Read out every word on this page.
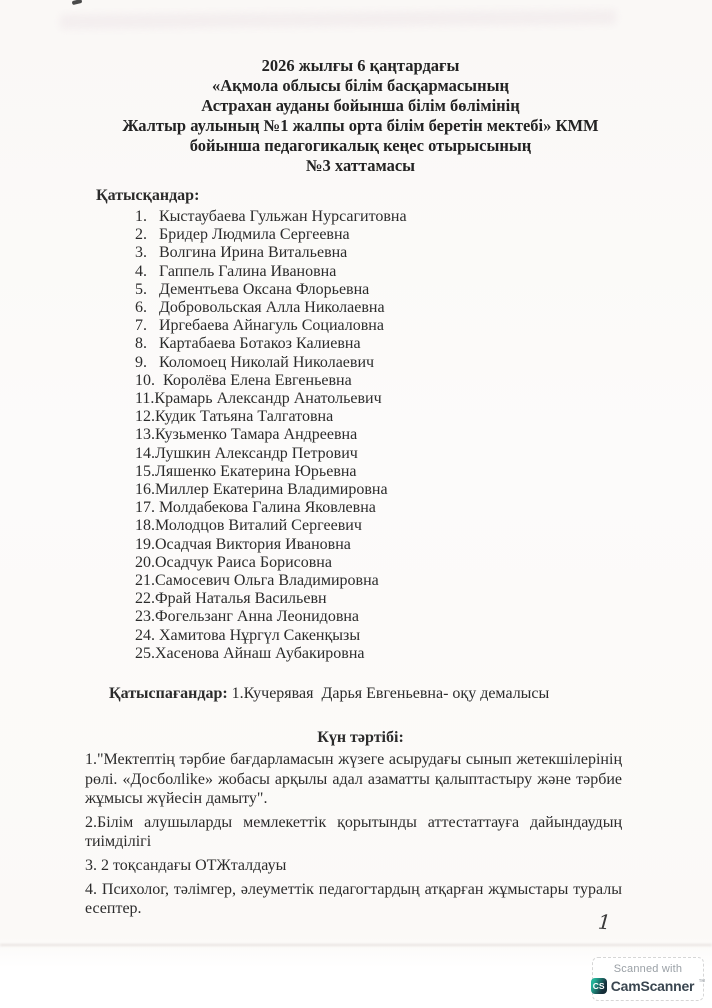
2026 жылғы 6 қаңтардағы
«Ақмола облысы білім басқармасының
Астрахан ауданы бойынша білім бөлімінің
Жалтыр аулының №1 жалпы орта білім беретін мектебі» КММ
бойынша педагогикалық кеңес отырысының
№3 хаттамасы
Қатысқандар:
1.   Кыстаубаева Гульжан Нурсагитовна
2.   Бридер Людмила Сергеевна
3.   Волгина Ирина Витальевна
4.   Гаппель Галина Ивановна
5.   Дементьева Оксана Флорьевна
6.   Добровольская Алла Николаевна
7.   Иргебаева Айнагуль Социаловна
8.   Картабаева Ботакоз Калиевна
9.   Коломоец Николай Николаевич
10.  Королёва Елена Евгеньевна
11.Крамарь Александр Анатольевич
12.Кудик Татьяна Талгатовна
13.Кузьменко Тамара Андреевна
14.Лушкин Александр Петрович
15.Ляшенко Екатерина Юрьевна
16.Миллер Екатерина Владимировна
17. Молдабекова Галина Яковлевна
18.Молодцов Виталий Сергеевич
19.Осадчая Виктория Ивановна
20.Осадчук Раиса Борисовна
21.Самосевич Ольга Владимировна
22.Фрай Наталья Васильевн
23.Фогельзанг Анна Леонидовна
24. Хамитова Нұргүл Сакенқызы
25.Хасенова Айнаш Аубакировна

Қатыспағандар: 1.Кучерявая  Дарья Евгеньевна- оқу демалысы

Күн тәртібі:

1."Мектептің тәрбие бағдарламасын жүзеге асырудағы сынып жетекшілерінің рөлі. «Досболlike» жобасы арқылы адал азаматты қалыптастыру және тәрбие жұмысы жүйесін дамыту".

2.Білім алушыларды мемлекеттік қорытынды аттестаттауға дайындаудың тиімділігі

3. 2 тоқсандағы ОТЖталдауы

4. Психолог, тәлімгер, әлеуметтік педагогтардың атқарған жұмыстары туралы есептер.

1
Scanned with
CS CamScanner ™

.....

→ **The request**
Pictures in the records above are left out; print everything else exactly as written.

→ **Complete response**
Read out every word on this page.
2026 жылғы 6 қаңтардағы
«Ақмола облысы білім басқармасының
Астрахан ауданы бойынша білім бөлімінің
Жалтыр аулының №1 жалпы орта білім беретін мектебі» КММ
бойынша педагогикалық кеңес отырысының
№3 хаттамасы
Қатысқандар:
1.   Кыстаубаева Гульжан Нурсагитовна
2.   Бридер Людмила Сергеевна
3.   Волгина Ирина Витальевна
4.   Гаппель Галина Ивановна
5.   Дементьева Оксана Флорьевна
6.   Добровольская Алла Николаевна
7.   Иргебаева Айнагуль Социаловна
8.   Картабаева Ботакоз Калиевна
9.   Коломоец Николай Николаевич
10.  Королёва Елена Евгеньевна
11.Крамарь Александр Анатольевич
12.Кудик Татьяна Талгатовна
13.Кузьменко Тамара Андреевна
14.Лушкин Александр Петрович
15.Ляшенко Екатерина Юрьевна
16.Миллер Екатерина Владимировна
17. Молдабекова Галина Яковлевна
18.Молодцов Виталий Сергеевич
19.Осадчая Виктория Ивановна
20.Осадчук Раиса Борисовна
21.Самосевич Ольга Владимировна
22.Фрай Наталья Васильевн
23.Фогельзанг Анна Леонидовна
24. Хамитова Нұргүл Сакенқызы
25.Хасенова Айнаш Аубакировна

Қатыспағандар: 1.Кучерявая  Дарья Евгеньевна- оқу демалысы

Күн тәртібі:

1."Мектептің тәрбие бағдарламасын жүзеге асырудағы сынып жетекшілерінің рөлі. «Досболlike» жобасы арқылы адал азаматты қалыптастыру және тәрбие жұмысы жүйесін дамыту".

2.Білім алушыларды мемлекеттік қорытынды аттестаттауға дайындаудың тиімділігі

3. 2 тоқсандағы ОТЖталдауы

4. Психолог, тәлімгер, әлеуметтік педагогтардың атқарған жұмыстары туралы есептер.

1
Scanned with
CS CamScanner ™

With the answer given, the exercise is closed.